BEGIN

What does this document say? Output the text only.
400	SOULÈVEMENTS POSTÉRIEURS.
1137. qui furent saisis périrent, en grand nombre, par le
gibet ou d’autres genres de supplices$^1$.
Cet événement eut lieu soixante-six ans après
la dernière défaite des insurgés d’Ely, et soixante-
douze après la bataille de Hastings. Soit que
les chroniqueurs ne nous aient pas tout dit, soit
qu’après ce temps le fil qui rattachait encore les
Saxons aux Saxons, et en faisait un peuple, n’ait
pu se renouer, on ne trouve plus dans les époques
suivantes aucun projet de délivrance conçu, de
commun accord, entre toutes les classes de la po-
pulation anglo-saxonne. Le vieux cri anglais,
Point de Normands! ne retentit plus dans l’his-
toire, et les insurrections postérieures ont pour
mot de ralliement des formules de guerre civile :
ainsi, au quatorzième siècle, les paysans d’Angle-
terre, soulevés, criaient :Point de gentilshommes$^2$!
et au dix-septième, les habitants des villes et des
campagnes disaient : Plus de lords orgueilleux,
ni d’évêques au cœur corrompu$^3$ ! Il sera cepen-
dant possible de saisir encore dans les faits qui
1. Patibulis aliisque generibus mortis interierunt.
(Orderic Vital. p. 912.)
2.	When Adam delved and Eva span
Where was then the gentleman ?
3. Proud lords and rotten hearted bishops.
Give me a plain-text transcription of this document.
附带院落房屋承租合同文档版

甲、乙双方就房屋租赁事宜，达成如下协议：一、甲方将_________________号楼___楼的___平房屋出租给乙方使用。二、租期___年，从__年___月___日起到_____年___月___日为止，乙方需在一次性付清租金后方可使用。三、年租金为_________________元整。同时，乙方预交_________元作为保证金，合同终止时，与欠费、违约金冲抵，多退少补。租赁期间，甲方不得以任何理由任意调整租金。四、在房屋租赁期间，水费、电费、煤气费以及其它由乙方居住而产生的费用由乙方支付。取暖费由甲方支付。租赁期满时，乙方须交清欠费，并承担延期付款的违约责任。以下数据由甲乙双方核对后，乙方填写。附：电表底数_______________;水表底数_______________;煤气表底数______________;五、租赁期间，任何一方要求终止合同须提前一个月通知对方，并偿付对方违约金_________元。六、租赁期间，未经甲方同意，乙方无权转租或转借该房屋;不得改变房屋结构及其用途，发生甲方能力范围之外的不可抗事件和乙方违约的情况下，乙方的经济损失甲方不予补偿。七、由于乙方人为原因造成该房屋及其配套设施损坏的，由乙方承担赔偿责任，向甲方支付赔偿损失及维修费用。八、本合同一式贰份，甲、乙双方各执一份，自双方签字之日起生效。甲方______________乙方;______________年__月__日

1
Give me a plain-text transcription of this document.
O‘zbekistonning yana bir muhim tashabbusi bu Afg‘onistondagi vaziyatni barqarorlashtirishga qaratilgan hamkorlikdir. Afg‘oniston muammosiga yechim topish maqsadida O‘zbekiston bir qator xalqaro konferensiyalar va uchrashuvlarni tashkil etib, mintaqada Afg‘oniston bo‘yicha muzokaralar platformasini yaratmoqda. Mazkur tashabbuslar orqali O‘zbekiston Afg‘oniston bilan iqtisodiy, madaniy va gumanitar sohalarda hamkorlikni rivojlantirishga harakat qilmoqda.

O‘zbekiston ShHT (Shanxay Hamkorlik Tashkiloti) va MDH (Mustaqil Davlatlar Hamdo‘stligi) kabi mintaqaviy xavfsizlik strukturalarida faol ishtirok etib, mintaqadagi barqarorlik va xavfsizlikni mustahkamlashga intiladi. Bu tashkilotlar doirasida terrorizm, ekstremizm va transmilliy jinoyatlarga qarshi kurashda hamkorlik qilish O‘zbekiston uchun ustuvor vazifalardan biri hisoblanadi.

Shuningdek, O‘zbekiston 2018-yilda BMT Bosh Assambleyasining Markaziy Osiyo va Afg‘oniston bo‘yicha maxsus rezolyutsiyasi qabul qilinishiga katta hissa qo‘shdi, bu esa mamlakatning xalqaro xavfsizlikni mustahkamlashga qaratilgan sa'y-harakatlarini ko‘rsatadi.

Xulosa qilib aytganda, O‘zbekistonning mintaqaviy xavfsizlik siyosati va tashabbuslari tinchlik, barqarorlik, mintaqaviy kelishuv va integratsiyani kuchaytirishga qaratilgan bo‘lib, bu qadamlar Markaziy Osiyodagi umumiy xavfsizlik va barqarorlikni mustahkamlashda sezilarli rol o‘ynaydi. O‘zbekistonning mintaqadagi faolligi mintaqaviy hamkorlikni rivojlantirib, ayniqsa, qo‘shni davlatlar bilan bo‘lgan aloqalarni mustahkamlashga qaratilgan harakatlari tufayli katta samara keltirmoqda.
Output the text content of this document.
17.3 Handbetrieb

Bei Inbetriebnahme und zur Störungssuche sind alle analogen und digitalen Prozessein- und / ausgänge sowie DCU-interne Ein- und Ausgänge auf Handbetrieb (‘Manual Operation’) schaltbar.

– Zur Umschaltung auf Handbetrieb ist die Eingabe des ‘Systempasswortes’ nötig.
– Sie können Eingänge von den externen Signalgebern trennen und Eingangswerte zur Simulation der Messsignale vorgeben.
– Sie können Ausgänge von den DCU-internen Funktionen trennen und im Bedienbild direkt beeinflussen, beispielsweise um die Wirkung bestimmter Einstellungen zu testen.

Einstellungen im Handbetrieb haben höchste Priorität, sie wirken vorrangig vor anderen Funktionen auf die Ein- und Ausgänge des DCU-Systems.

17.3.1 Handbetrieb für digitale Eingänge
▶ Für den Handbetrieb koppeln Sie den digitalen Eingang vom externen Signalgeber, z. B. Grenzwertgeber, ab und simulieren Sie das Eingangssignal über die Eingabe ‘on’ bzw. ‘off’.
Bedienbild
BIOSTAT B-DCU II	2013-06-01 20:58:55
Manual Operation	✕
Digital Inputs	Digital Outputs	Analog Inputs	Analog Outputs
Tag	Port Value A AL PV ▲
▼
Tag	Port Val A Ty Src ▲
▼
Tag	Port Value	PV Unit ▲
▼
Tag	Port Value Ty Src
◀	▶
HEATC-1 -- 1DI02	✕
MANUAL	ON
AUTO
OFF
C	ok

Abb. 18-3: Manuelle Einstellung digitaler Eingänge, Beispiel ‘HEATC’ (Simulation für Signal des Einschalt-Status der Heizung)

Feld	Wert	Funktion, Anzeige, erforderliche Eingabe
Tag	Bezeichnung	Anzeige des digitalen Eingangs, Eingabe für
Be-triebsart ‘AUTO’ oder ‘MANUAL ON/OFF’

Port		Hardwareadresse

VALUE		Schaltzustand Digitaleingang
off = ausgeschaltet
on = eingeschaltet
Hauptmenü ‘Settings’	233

END

=== Written problem ===
Write down the number of lines where the word "Einstellungen" appears, and nothing further.

=== Answer to this task ===
2